## Records excerpted from a collection:
━━━━━━━━━━━━━━━━━━━━
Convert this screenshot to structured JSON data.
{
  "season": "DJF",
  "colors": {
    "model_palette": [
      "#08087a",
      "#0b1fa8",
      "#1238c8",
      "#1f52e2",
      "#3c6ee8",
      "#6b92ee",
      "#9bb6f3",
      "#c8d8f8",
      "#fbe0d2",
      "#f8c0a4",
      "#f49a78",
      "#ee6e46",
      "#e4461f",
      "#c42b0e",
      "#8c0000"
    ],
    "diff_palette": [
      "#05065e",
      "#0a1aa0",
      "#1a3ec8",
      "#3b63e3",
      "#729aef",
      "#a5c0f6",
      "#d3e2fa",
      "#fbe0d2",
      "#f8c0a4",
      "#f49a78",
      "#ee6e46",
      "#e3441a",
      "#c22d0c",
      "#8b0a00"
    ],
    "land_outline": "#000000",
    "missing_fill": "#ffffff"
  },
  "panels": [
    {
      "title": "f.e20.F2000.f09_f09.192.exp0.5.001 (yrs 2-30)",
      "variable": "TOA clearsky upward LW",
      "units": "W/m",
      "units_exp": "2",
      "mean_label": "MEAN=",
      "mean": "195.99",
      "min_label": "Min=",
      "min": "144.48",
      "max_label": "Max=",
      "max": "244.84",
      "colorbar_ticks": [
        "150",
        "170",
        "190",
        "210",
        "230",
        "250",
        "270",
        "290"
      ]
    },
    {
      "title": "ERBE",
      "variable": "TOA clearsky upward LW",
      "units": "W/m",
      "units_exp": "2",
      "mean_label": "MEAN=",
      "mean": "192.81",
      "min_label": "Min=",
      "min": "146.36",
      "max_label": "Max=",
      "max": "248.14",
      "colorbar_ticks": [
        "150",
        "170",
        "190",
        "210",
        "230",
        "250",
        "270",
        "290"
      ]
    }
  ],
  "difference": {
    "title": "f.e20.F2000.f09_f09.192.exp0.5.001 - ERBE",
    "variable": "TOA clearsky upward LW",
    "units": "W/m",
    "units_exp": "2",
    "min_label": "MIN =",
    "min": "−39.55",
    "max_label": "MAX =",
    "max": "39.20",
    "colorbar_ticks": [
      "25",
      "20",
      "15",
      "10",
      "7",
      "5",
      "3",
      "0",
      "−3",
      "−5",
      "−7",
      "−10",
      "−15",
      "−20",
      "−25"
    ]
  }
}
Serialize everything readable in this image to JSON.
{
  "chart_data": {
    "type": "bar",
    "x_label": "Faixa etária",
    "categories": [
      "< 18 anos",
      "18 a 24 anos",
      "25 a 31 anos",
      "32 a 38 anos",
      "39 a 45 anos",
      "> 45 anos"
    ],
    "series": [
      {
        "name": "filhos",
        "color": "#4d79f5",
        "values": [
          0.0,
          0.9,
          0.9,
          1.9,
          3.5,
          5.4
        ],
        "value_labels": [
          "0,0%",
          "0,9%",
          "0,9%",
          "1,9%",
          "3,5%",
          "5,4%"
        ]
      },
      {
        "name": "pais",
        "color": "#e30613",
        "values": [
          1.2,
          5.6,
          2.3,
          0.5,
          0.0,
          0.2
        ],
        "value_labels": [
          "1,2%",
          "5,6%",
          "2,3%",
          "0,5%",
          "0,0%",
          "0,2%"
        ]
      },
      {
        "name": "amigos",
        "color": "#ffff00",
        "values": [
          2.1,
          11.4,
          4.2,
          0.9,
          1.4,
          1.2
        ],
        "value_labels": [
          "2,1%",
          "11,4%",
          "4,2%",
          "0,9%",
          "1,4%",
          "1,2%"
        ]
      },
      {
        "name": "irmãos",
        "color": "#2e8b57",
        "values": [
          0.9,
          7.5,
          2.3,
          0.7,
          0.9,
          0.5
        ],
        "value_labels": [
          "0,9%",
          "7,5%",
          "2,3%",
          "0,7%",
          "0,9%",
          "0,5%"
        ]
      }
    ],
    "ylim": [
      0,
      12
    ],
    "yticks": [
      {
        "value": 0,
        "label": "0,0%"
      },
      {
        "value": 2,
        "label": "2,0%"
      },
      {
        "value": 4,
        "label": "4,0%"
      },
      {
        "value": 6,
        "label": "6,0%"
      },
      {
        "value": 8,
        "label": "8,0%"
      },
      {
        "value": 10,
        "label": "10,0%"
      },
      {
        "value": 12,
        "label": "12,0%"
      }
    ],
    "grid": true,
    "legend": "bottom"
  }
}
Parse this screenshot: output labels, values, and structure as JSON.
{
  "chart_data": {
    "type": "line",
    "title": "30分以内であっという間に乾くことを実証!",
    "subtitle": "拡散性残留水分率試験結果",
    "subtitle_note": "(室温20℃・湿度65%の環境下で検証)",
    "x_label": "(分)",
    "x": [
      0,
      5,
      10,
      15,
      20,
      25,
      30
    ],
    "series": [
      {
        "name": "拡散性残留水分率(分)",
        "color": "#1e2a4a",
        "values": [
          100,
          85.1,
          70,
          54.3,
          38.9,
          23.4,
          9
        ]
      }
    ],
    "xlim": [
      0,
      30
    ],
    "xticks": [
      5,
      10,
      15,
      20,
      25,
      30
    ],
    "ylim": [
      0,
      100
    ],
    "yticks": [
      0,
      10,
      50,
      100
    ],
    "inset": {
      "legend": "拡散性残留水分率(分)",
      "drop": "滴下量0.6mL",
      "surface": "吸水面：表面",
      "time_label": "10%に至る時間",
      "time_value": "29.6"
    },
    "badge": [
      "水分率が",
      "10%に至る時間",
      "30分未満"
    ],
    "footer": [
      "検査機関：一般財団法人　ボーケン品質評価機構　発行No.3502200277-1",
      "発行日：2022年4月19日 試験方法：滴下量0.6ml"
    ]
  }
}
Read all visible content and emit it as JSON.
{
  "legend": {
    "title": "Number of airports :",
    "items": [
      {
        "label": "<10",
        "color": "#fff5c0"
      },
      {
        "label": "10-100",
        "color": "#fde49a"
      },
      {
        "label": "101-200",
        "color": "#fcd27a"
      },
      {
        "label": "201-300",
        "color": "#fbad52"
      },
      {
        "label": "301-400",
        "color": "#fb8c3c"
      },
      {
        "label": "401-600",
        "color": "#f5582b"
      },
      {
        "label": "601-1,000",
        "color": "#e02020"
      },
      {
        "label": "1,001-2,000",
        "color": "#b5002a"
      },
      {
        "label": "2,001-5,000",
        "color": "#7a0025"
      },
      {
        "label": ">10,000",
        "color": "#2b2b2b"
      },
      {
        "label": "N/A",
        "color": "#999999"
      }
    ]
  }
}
━━━━━━━━━━━━━━━━━━━━
## TASK TO COMPLETE:
In full and verbatim, repeat the records given above.

## THE OUTPUT:
Convert this screenshot to structured JSON data.
{
  "season": "DJF",
  "colors": {
    "model_palette": [
      "#08087a",
      "#0b1fa8",
      "#1238c8",
      "#1f52e2",
      "#3c6ee8",
      "#6b92ee",
      "#9bb6f3",
      "#c8d8f8",
      "#fbe0d2",
      "#f8c0a4",
      "#f49a78",
      "#ee6e46",
      "#e4461f",
      "#c42b0e",
      "#8c0000"
    ],
    "diff_palette": [
      "#05065e",
      "#0a1aa0",
      "#1a3ec8",
      "#3b63e3",
      "#729aef",
      "#a5c0f6",
      "#d3e2fa",
      "#fbe0d2",
      "#f8c0a4",
      "#f49a78",
      "#ee6e46",
      "#e3441a",
      "#c22d0c",
      "#8b0a00"
    ],
    "land_outline": "#000000",
    "missing_fill": "#ffffff"
  },
  "panels": [
    {
      "title": "f.e20.F2000.f09_f09.192.exp0.5.001 (yrs 2-30)",
      "variable": "TOA clearsky upward LW",
      "units": "W/m",
      "units_exp": "2",
      "mean_label": "MEAN=",
      "mean": "195.99",
      "min_label": "Min=",
      "min": "144.48",
      "max_label": "Max=",
      "max": "244.84",
      "colorbar_ticks": [
        "150",
        "170",
        "190",
        "210",
        "230",
        "250",
        "270",
        "290"
      ]
    },
    {
      "title": "ERBE",
      "variable": "TOA clearsky upward LW",
      "units": "W/m",
      "units_exp": "2",
      "mean_label": "MEAN=",
      "mean": "192.81",
      "min_label": "Min=",
      "min": "146.36",
      "max_label": "Max=",
      "max": "248.14",
      "colorbar_ticks": [
        "150",
        "170",
        "190",
        "210",
        "230",
        "250",
        "270",
        "290"
      ]
    }
  ],
  "difference": {
    "title": "f.e20.F2000.f09_f09.192.exp0.5.001 - ERBE",
    "variable": "TOA clearsky upward LW",
    "units": "W/m",
    "units_exp": "2",
    "min_label": "MIN =",
    "min": "−39.55",
    "max_label": "MAX =",
    "max": "39.20",
    "colorbar_ticks": [
      "25",
      "20",
      "15",
      "10",
      "7",
      "5",
      "3",
      "0",
      "−3",
      "−5",
      "−7",
      "−10",
      "−15",
      "−20",
      "−25"
    ]
  }
}
Serialize everything readable in this image to JSON.
{
  "chart_data": {
    "type": "bar",
    "x_label": "Faixa etária",
    "categories": [
      "< 18 anos",
      "18 a 24 anos",
      "25 a 31 anos",
      "32 a 38 anos",
      "39 a 45 anos",
      "> 45 anos"
    ],
    "series": [
      {
        "name": "filhos",
        "color": "#4d79f5",
        "values": [
          0.0,
          0.9,
          0.9,
          1.9,
          3.5,
          5.4
        ],
        "value_labels": [
          "0,0%",
          "0,9%",
          "0,9%",
          "1,9%",
          "3,5%",
          "5,4%"
        ]
      },
      {
        "name": "pais",
        "color": "#e30613",
        "values": [
          1.2,
          5.6,
          2.3,
          0.5,
          0.0,
          0.2
        ],
        "value_labels": [
          "1,2%",
          "5,6%",
          "2,3%",
          "0,5%",
          "0,0%",
          "0,2%"
        ]
      },
      {
        "name": "amigos",
        "color": "#ffff00",
        "values": [
          2.1,
          11.4,
          4.2,
          0.9,
          1.4,
          1.2
        ],
        "value_labels": [
          "2,1%",
          "11,4%",
          "4,2%",
          "0,9%",
          "1,4%",
          "1,2%"
        ]
      },
      {
        "name": "irmãos",
        "color": "#2e8b57",
        "values": [
          0.9,
          7.5,
          2.3,
          0.7,
          0.9,
          0.5
        ],
        "value_labels": [
          "0,9%",
          "7,5%",
          "2,3%",
          "0,7%",
          "0,9%",
          "0,5%"
        ]
      }
    ],
    "ylim": [
      0,
      12
    ],
    "yticks": [
      {
        "value": 0,
        "label": "0,0%"
      },
      {
        "value": 2,
        "label": "2,0%"
      },
      {
        "value": 4,
        "label": "4,0%"
      },
      {
        "value": 6,
        "label": "6,0%"
      },
      {
        "value": 8,
        "label": "8,0%"
      },
      {
        "value": 10,
        "label": "10,0%"
      },
      {
        "value": 12,
        "label": "12,0%"
      }
    ],
    "grid": true,
    "legend": "bottom"
  }
}
Parse this screenshot: output labels, values, and structure as JSON.
{
  "chart_data": {
    "type": "line",
    "title": "30分以内であっという間に乾くことを実証!",
    "subtitle": "拡散性残留水分率試験結果",
    "subtitle_note": "(室温20℃・湿度65%の環境下で検証)",
    "x_label": "(分)",
    "x": [
      0,
      5,
      10,
      15,
      20,
      25,
      30
    ],
    "series": [
      {
        "name": "拡散性残留水分率(分)",
        "color": "#1e2a4a",
        "values": [
          100,
          85.1,
          70,
          54.3,
          38.9,
          23.4,
          9
        ]
      }
    ],
    "xlim": [
      0,
      30
    ],
    "xticks": [
      5,
      10,
      15,
      20,
      25,
      30
    ],
    "ylim": [
      0,
      100
    ],
    "yticks": [
      0,
      10,
      50,
      100
    ],
    "inset": {
      "legend": "拡散性残留水分率(分)",
      "drop": "滴下量0.6mL",
      "surface": "吸水面：表面",
      "time_label": "10%に至る時間",
      "time_value": "29.6"
    },
    "badge": [
      "水分率が",
      "10%に至る時間",
      "30分未満"
    ],
    "footer": [
      "検査機関：一般財団法人　ボーケン品質評価機構　発行No.3502200277-1",
      "発行日：2022年4月19日 試験方法：滴下量0.6ml"
    ]
  }
}
Read all visible content and emit it as JSON.
{
  "legend": {
    "title": "Number of airports :",
    "items": [
      {
        "label": "<10",
        "color": "#fff5c0"
      },
      {
        "label": "10-100",
        "color": "#fde49a"
      },
      {
        "label": "101-200",
        "color": "#fcd27a"
      },
      {
        "label": "201-300",
        "color": "#fbad52"
      },
      {
        "label": "301-400",
        "color": "#fb8c3c"
      },
      {
        "label": "401-600",
        "color": "#f5582b"
      },
      {
        "label": "601-1,000",
        "color": "#e02020"
      },
      {
        "label": "1,001-2,000",
        "color": "#b5002a"
      },
      {
        "label": "2,001-5,000",
        "color": "#7a0025"
      },
      {
        "label": ">10,000",
        "color": "#2b2b2b"
      },
      {
        "label": "N/A",
        "color": "#999999"
      }
    ]
  }
}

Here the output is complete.